## Set problem A:
According to the PS5 connection guide, what does Samsung call its HDMI signal format setting?

## Provided passage:
* * * * *
Why Won't My PS5 Connect to My TV? Common Causes and How to Fix Them
Getting a blank screen or no signal when you plug in your PS5 is frustrating — especially when everything looks physically connected. The good news is that most PS5-to-TV connection failures trace back to a handful of well-understood causes, and most are fixable without any specialist knowledge.
Start With the Obvious: Cable and Port Checks
Before diving into settings, rule out the physical layer.
HDMI cables are not all equal. The PS5 ships with an HDMI 2.1 cable, which supports the console's highest output capabilities. Using an older HDMI 1.4 or 2.0 cable may cause signal issues, especially at higher resolutions or refresh rates. If you've swapped the included cable for a spare lying around, that cable could be the culprit.
Port selection matters too. Many TVs have multiple HDMI ports, and not all are identical. On 4K TVs, only certain ports — often labeled HDMI 2.1 or eARC — support the full bandwidth the PS5 can output. Plugging into the wrong port can result in no signal, a degraded image, or features like 4K 120Hz simply not working.
Quick checks to run:
- Try a different HDMI port on your TV
- Use the original PS5 HDMI cable if you've replaced it
- Inspect both ends of the cable for bent or damaged pins
- Try the cable on a different device to confirm it's working
TV Input and Signal Format Mismatches
Even when the cable and port are fine, your TV's input settings can block a successful connection.
HDMI signal format settings exist on most modern TVs and control how the TV interprets incoming signals. Sony TVs, for example, have an Enhanced Format toggle per HDMI port that must be enabled to receive 4K HDR or 4K 120Hz signals. Samsung calls this Input Signal Plus. LG uses HDMI Ultra HD Deep Colour. If these settings are off, the TV may refuse the signal or downgrade it in ways that cause instability.
HDCP (High-bandwidth Digital Content Protection) is another common conflict point. Some TVs, AV receivers, and capture cards don't fully support HDCP 2.2, which the PS5 uses for protected content. This can cause repeated handshake failures — where the screen flickers, goes black briefly, or refuses to display at all.
On the PS5 side, you can adjust HDCP settings under: Settings → System → HDMI → Enable HDCP
Disabling HDCP may help when connecting through AV receivers or older display equipment, though it will prevent playback of some streaming content.
PS5 Output Resolution vs. TV Capability 🖥️
The PS5 can output at 1080p, 1440p, and 4K, with refresh rates up to 120Hz depending on the game and display. If the console is set to output a resolution or refresh rate your TV doesn't support, you'll get no signal.
This is especially common when:
- A PS5 previously used with a 4K TV is connected to a 1080p TV
- The console is set to 4K + 120Hz but the TV only supports 4K at 60Hz
- 1440p output is enabled but the TV doesn't support that resolution (many TVs skip 1440p entirely)
* * * * *
## Material provided:
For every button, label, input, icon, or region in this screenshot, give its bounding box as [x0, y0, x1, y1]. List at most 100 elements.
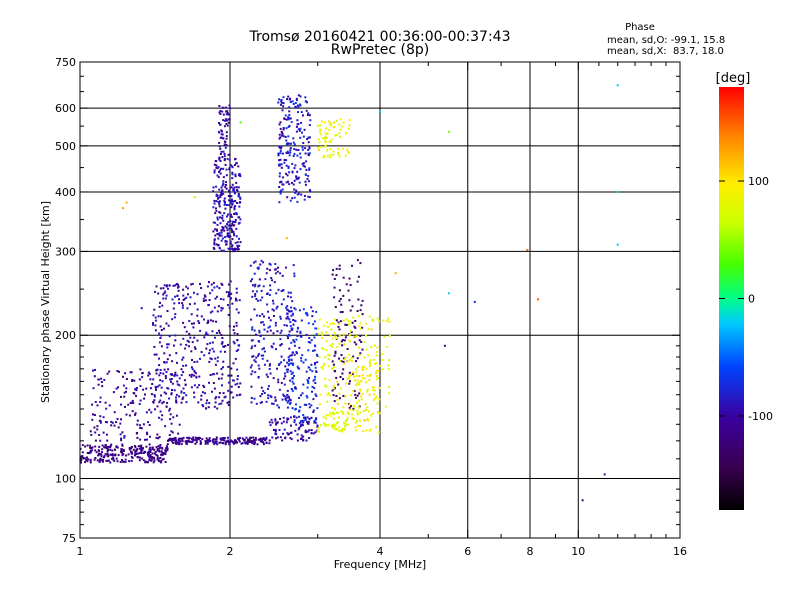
data-point	[279, 272, 282, 275]
data-point	[219, 222, 222, 225]
data-point	[285, 237, 288, 240]
data-point	[235, 324, 238, 327]
data-point	[282, 96, 285, 99]
data-point	[217, 244, 220, 246]
data-point	[225, 440, 228, 443]
data-point	[364, 419, 367, 422]
phase-stats-heading: Phase	[625, 22, 655, 33]
data-point	[255, 298, 258, 300]
data-point	[328, 379, 331, 382]
data-point	[218, 158, 221, 161]
data-point	[201, 391, 204, 394]
data-point	[289, 354, 292, 357]
data-point	[292, 362, 295, 365]
data-point	[220, 282, 223, 285]
data-point	[160, 394, 162, 397]
data-point	[97, 454, 100, 457]
data-point	[81, 451, 84, 454]
data-point	[170, 422, 173, 425]
data-point	[136, 419, 139, 422]
data-point	[225, 113, 228, 116]
data-point	[117, 426, 120, 429]
data-point	[311, 390, 313, 393]
data-point	[294, 164, 297, 167]
data-point	[174, 436, 177, 439]
data-point	[104, 453, 107, 456]
data-point	[227, 401, 230, 404]
data-point	[191, 437, 193, 440]
data-point	[357, 413, 360, 416]
data-point	[306, 177, 309, 180]
data-point	[226, 440, 229, 443]
data-point	[156, 368, 159, 371]
data-point	[125, 378, 128, 380]
data-point	[153, 452, 156, 455]
data-point	[226, 234, 229, 237]
data-point	[270, 396, 273, 399]
data-point	[211, 438, 214, 441]
data-point	[200, 398, 203, 401]
data-point	[285, 139, 288, 142]
data-point	[204, 295, 207, 298]
data-point	[94, 401, 97, 403]
data-point	[250, 318, 253, 321]
data-point	[293, 143, 296, 146]
data-point	[221, 237, 224, 240]
data-point	[204, 441, 207, 444]
data-point	[193, 196, 196, 199]
data-point	[290, 372, 293, 375]
data-point	[186, 440, 189, 442]
data-point	[341, 372, 344, 375]
data-point	[298, 346, 301, 349]
data-point	[237, 344, 240, 347]
data-point	[155, 453, 158, 456]
data-point	[337, 153, 340, 156]
data-point	[280, 381, 283, 384]
data-point	[364, 377, 366, 380]
data-point	[355, 429, 358, 432]
data-point	[227, 293, 230, 296]
data-point	[378, 387, 381, 390]
data-point	[157, 292, 160, 295]
data-point	[331, 322, 334, 324]
data-point	[359, 309, 362, 312]
data-point	[223, 345, 225, 348]
data-point	[220, 249, 223, 252]
data-point	[297, 111, 299, 114]
data-point	[261, 296, 264, 299]
data-point	[151, 446, 154, 449]
data-point	[334, 352, 337, 355]
data-point	[165, 445, 168, 448]
data-point	[80, 461, 82, 464]
data-point	[318, 403, 321, 406]
data-point	[313, 349, 316, 352]
data-point	[287, 363, 290, 366]
data-point	[280, 361, 283, 364]
data-point	[109, 453, 112, 456]
data-point	[177, 432, 180, 435]
data-point	[152, 322, 155, 324]
data-point	[225, 106, 228, 109]
data-point	[156, 385, 159, 388]
data-point	[286, 98, 289, 100]
data-point	[118, 370, 120, 373]
data-point	[352, 355, 355, 358]
data-point	[171, 360, 174, 363]
data-point	[388, 334, 391, 337]
data-point	[193, 361, 196, 363]
data-point	[106, 459, 109, 462]
data-point	[203, 386, 206, 388]
data-point	[297, 105, 300, 108]
data-point	[230, 186, 233, 189]
data-point	[254, 436, 257, 439]
data-point	[91, 446, 94, 449]
data-point	[373, 344, 376, 347]
data-point	[230, 206, 233, 209]
data-point	[208, 402, 211, 405]
data-point	[386, 345, 389, 348]
data-point	[377, 412, 380, 414]
data-point	[358, 354, 361, 356]
data-point	[162, 457, 165, 460]
data-point	[219, 200, 221, 203]
data-point	[265, 400, 268, 403]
* * * * *
## Set problem B:
Write out everything in the listing from the line containing "272, 282, 275]" down to the line containing "436, 177, 439]" as a numbered list, leaving out any blank lines.

## Correct output A:
Input Signal Plus

## Correct output B:
1. data-point	[279, 272, 282, 275]
2. data-point	[219, 222, 222, 225]
3. data-point	[285, 237, 288, 240]
4. data-point	[235, 324, 238, 327]
5. data-point	[282, 96, 285, 99]
6. data-point	[217, 244, 220, 246]
7. data-point	[225, 440, 228, 443]
8. data-point	[364, 419, 367, 422]
9. phase-stats-heading: Phase	[625, 22, 655, 33]
10. data-point	[255, 298, 258, 300]
11. data-point	[328, 379, 331, 382]
12. data-point	[218, 158, 221, 161]
13. data-point	[201, 391, 204, 394]
14. data-point	[289, 354, 292, 357]
15. data-point	[292, 362, 295, 365]
16. data-point	[220, 282, 223, 285]
17. data-point	[160, 394, 162, 397]
18. data-point	[97, 454, 100, 457]
19. data-point	[81, 451, 84, 454]
20. data-point	[170, 422, 173, 425]
21. data-point	[136, 419, 139, 422]
22. data-point	[225, 113, 228, 116]
23. data-point	[117, 426, 120, 429]
24. data-point	[311, 390, 313, 393]
25. data-point	[294, 164, 297, 167]
26. data-point	[174, 436, 177, 439]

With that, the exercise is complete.